• _Directions_: Drop every picture, then transcribe the remaining data exactly.

• _Data records_:
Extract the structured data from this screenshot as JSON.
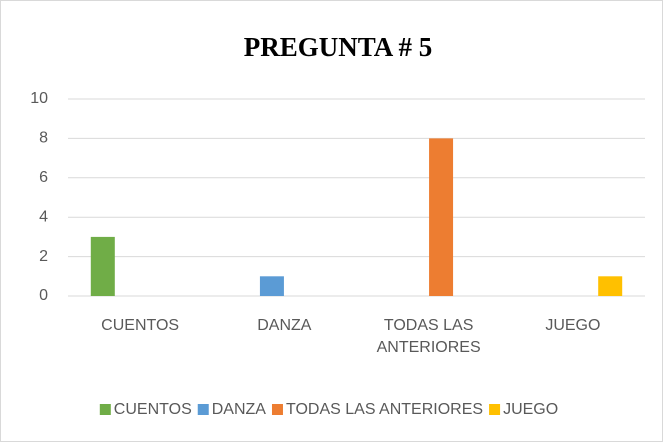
{
  "chart_data": {
    "type": "bar",
    "title": "PREGUNTA # 5",
    "categories": [
      "CUENTOS",
      "DANZA",
      "TODAS LAS ANTERIORES",
      "JUEGO"
    ],
    "series": [
      {
        "name": "CUENTOS",
        "color": "#70ad47",
        "values": [
          3,
          null,
          null,
          null
        ]
      },
      {
        "name": "DANZA",
        "color": "#5b9bd5",
        "values": [
          null,
          1,
          null,
          null
        ]
      },
      {
        "name": "TODAS LAS ANTERIORES",
        "color": "#ed7d31",
        "values": [
          null,
          null,
          8,
          null
        ]
      },
      {
        "name": "JUEGO",
        "color": "#ffc000",
        "values": [
          null,
          null,
          null,
          1
        ]
      }
    ],
    "ylim": [
      0,
      10
    ],
    "yticks": [
      0,
      2,
      4,
      6,
      8,
      10
    ],
    "grid": true,
    "legend": "bottom"
  }
}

• _Solution to this task_:
Extract the structured data from this screenshot as JSON.
{
  "chart_data": {
    "type": "bar",
    "title": "PREGUNTA # 5",
    "categories": [
      "CUENTOS",
      "DANZA",
      "TODAS LAS ANTERIORES",
      "JUEGO"
    ],
    "series": [
      {
        "name": "CUENTOS",
        "color": "#70ad47",
        "values": [
          3,
          null,
          null,
          null
        ]
      },
      {
        "name": "DANZA",
        "color": "#5b9bd5",
        "values": [
          null,
          1,
          null,
          null
        ]
      },
      {
        "name": "TODAS LAS ANTERIORES",
        "color": "#ed7d31",
        "values": [
          null,
          null,
          8,
          null
        ]
      },
      {
        "name": "JUEGO",
        "color": "#ffc000",
        "values": [
          null,
          null,
          null,
          1
        ]
      }
    ],
    "ylim": [
      0,
      10
    ],
    "yticks": [
      0,
      2,
      4,
      6,
      8,
      10
    ],
    "grid": true,
    "legend": "bottom"
  }
}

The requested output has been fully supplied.